While I wait for the next episodes of “Murderbot” to drop, I’ve been binging “Shrinking.” Just watched the finale of Season Two, and as I wipe the tears from my face, I’m inspired to write.
When I was 11 years old, my next-younger brother was killed. It destroyed our family. My mother retreated emotionally, going through her day automatically and drinking from 5 pm on, while my father retreated physically, going to work for 12 hours a day. We never held a funeral; we didn’t even talk about what had happened. We children were left to get through our own grief and our own lives as best we could. I tried to help the younger siblings with breakfast and getting dressed for school (Mom was usually too hungover to get up early enough for them), but no one helped me. I remember sitting on my bed and thinking “this is how my life will be. I will always be left alone to deal with things.”
Fortunately, when I was 19 a friend’s mother, a psychologist, noticed me, and convinced my parents that I needed to see a therapist. He eventually got them to come see him as well. And things changed. We started to talk. My parents realized that they had handled things in the worst way possible, and they expressed regret. But long before that, I forgave them. I realized that they were not equipped to handle the situation–their own upbringings did not give them those tools–and I was able to let go of my own resentment and grief over how I’d been left alone to cope with something that was beyond my own abilities as well.
In “Shrinking,” the central characters are a father, Jimmy, and daughter, Alice, who have lost their wife/mother, Tia, in a car accident where she was struck by a drunk driver. The father, despite being a therapist, finds it too much for him. He withdraws into alcohol and leaves 15-year-old Alice to cope on her own. Fortunately, she too is seen by the mother of a friend and helped. Over the first two seasons, father and daughter find their way back to each other, Jimmy is finally able to own up to just how badly he handled the situation, and Alice says, as I did, “I’ve already forgiven you.”
Alice is also carrying a burden of guilt. In a bad moment she kissed her best friend’s boyfriend, one thing led to another, and they ended up having sex. The friend finds out, is furious at the double betrayal, physically attacks Alice, then releases a video where she sings “cheater bitch” to Alice, shaming her publicly. But in time the two friends also find their way back to each other, after Alice owns up to what she did and apologizes.

◆ Information shown:
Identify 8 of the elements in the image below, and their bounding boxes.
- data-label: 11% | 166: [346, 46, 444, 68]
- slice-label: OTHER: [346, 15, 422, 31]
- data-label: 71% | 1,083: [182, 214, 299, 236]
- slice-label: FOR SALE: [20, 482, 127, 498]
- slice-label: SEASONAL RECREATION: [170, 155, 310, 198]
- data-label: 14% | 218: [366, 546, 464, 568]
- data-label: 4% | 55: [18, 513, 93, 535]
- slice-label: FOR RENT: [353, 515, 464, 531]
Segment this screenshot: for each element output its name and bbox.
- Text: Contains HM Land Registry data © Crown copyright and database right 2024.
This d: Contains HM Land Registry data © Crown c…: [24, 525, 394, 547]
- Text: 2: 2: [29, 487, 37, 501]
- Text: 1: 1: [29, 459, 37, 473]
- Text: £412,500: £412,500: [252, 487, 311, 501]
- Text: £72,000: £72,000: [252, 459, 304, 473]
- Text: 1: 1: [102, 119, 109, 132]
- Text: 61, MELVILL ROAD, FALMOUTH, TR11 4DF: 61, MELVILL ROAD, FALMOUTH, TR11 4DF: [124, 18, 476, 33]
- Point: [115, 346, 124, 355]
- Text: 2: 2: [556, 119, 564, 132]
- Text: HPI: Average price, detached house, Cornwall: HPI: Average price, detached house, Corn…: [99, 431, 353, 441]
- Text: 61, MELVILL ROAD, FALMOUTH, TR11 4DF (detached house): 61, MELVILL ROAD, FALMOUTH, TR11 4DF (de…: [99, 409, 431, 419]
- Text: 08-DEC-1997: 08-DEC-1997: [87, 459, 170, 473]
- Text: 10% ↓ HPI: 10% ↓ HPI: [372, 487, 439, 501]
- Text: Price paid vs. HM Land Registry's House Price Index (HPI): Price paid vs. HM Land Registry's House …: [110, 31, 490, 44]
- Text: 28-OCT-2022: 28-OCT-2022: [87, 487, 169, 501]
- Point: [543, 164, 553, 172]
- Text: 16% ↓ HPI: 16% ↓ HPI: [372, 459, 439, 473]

◆ Work to complete:
1. In the essay above about grief and the show "Shrinking," how old was the writer when their next-younger brother was killed?
2. List every named character from "Shrinking" that appears in the essay on grief above.

◆ List of solutions:
1. 11 years old.

2. Jimmy, Alice, Tia